**EXERCISE INSTRUCTIONS**
Go through the entries below and retype them exactly, omitting each picture.

**INPUT DATA**
__________

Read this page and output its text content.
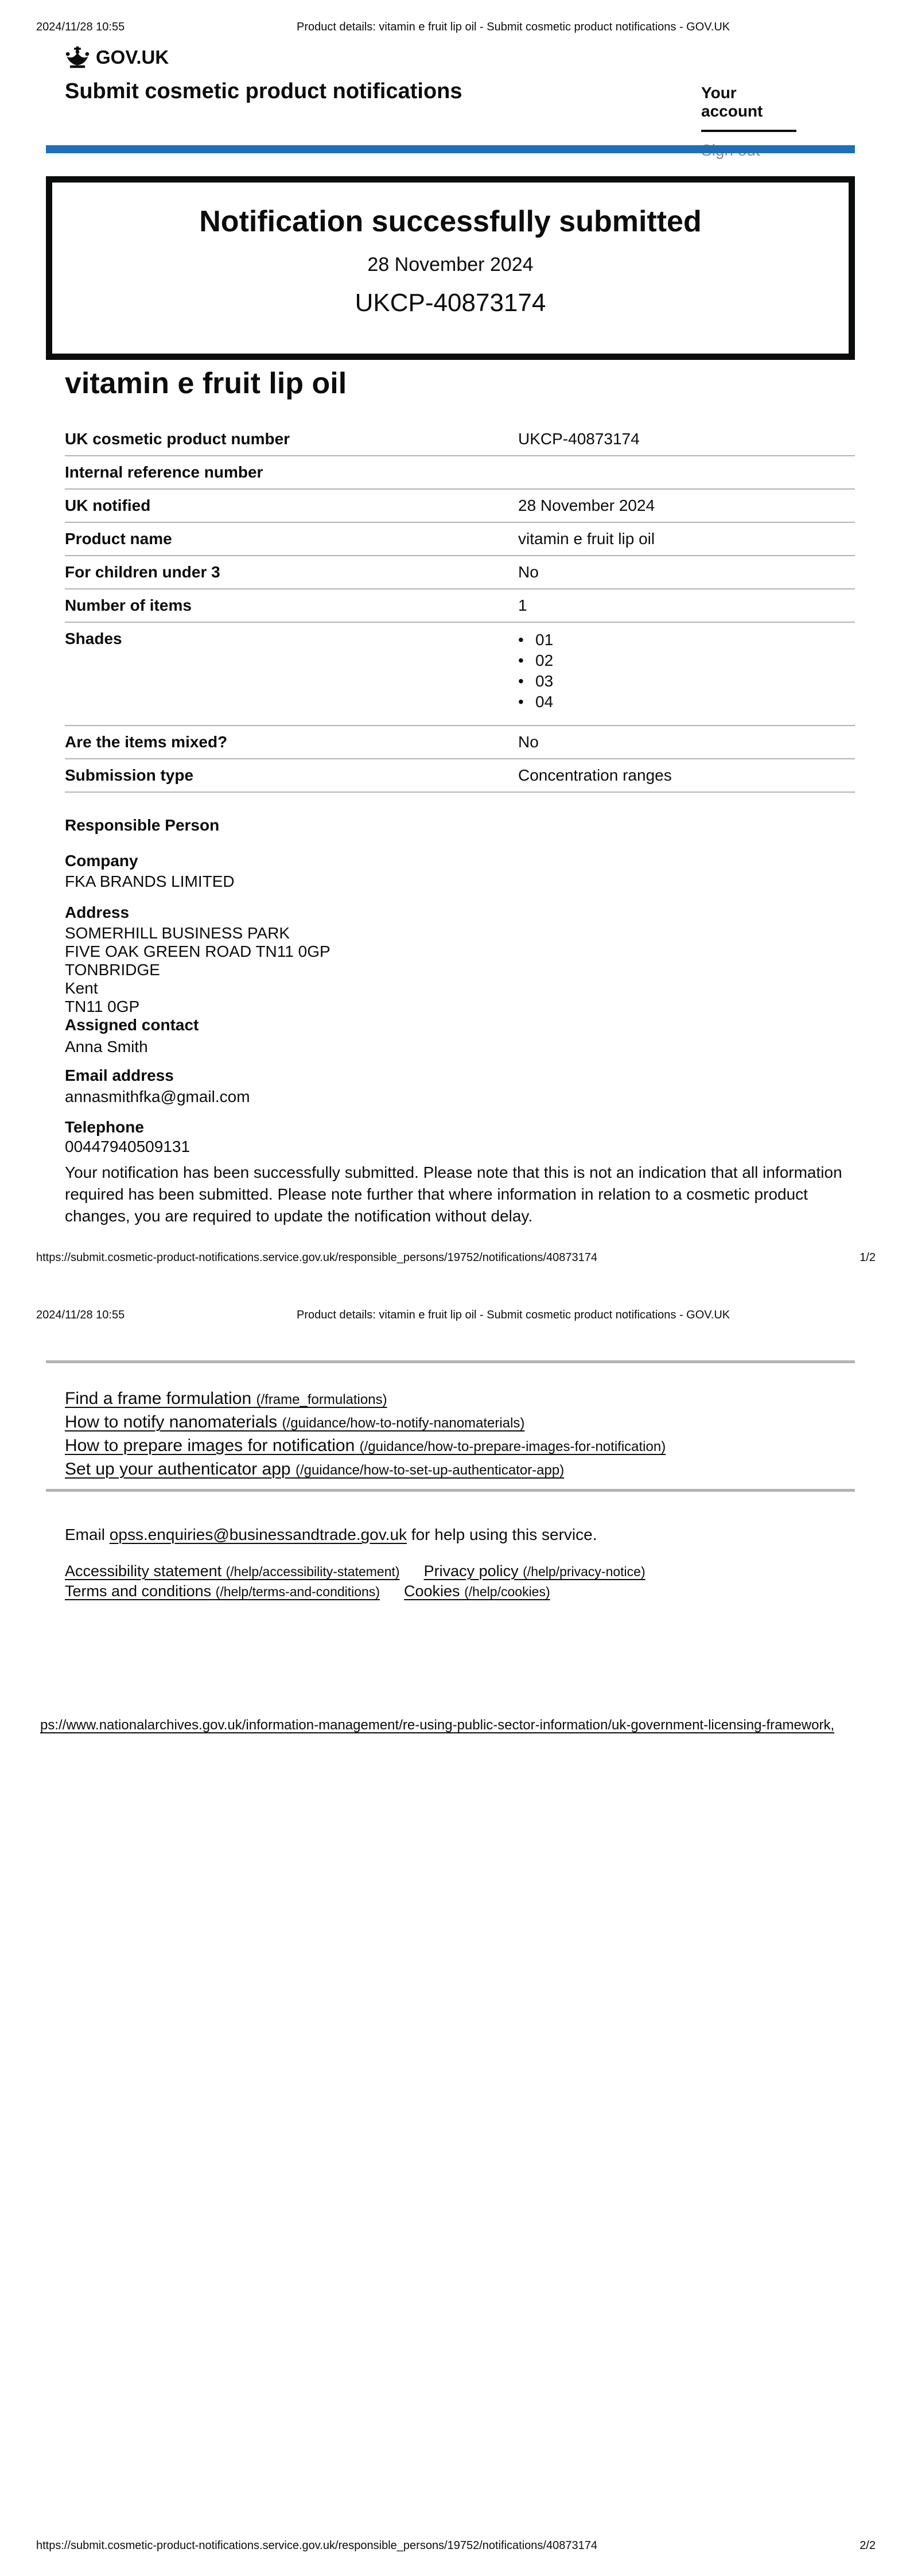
2024/11/28 10:55	Product details: vitamin e fruit lip oil - Submit cosmetic product notifications - GOV.UK
GOV.UK
Submit cosmetic product notifications	Your account
Notification successfully submitted
28 November 2024
UKCP-40873174
vitamin e fruit lip oil
UK cosmetic product number	UKCP-40873174
Internal reference number
UK notified	28 November 2024
Product name	vitamin e fruit lip oil
For children under 3	No
Number of items	1
Shades	• 01
• 02
• 03
• 04
Are the items mixed?	No
Submission type	Concentration ranges
Responsible Person
Company
FKA BRANDS LIMITED
Address
SOMERHILL BUSINESS PARK
FIVE OAK GREEN ROAD TN11 0GP
TONBRIDGE
Kent
TN11 0GP
Assigned contact
Anna Smith
Email address
annasmithfka@gmail.com
Telephone
00447940509131

Your notification has been successfully submitted. Please note that this is not an indication that all information required has been submitted. Please note further that where information in relation to a cosmetic product changes, you are required to update the notification without delay.

https://submit.cosmetic-product-notifications.service.gov.uk/responsible_persons/19752/notifications/40873174	1/2
2024/11/28 10:55	Product details: vitamin e fruit lip oil - Submit cosmetic product notifications - GOV.UK
Find a frame formulation (/frame_formulations)
How to notify nanomaterials (/guidance/how-to-notify-nanomaterials)
How to prepare images for notification (/guidance/how-to-prepare-images-for-notification)
Set up your authenticator app (/guidance/how-to-set-up-authenticator-app)
Email opss.enquiries@businessandtrade.gov.uk for help using this service.
Accessibility statement (/help/accessibility-statement) Privacy policy (/help/privacy-notice)
Terms and conditions (/help/terms-and-conditions) Cookies (/help/cookies)
ps://www.nationalarchives.gov.uk/information-management/re-using-public-sector-information/uk-government-licensing-framework,
https://submit.cosmetic-product-notifications.service.gov.uk/responsible_persons/19752/notifications/40873174	2/2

__________

**SOLUTION TO THIS PROBLEM**
Read this page and output its text content.
2024/11/28 10:55	Product details: vitamin e fruit lip oil - Submit cosmetic product notifications - GOV.UK
GOV.UK
Submit cosmetic product notifications	Your account
Notification successfully submitted
28 November 2024
UKCP-40873174
vitamin e fruit lip oil
UK cosmetic product number	UKCP-40873174
Internal reference number
UK notified	28 November 2024
Product name	vitamin e fruit lip oil
For children under 3	No
Number of items	1
Shades	• 01
• 02
• 03
• 04
Are the items mixed?	No
Submission type	Concentration ranges
Responsible Person
Company
FKA BRANDS LIMITED
Address
SOMERHILL BUSINESS PARK
FIVE OAK GREEN ROAD TN11 0GP
TONBRIDGE
Kent
TN11 0GP
Assigned contact
Anna Smith
Email address
annasmithfka@gmail.com
Telephone
00447940509131

Your notification has been successfully submitted. Please note that this is not an indication that all information required has been submitted. Please note further that where information in relation to a cosmetic product changes, you are required to update the notification without delay.

https://submit.cosmetic-product-notifications.service.gov.uk/responsible_persons/19752/notifications/40873174	1/2
2024/11/28 10:55	Product details: vitamin e fruit lip oil - Submit cosmetic product notifications - GOV.UK
Find a frame formulation (/frame_formulations)
How to notify nanomaterials (/guidance/how-to-notify-nanomaterials)
How to prepare images for notification (/guidance/how-to-prepare-images-for-notification)
Set up your authenticator app (/guidance/how-to-set-up-authenticator-app)
Email opss.enquiries@businessandtrade.gov.uk for help using this service.
Accessibility statement (/help/accessibility-statement) Privacy policy (/help/privacy-notice)
Terms and conditions (/help/terms-and-conditions) Cookies (/help/cookies)
ps://www.nationalarchives.gov.uk/information-management/re-using-public-sector-information/uk-government-licensing-framework,
https://submit.cosmetic-product-notifications.service.gov.uk/responsible_persons/19752/notifications/40873174	2/2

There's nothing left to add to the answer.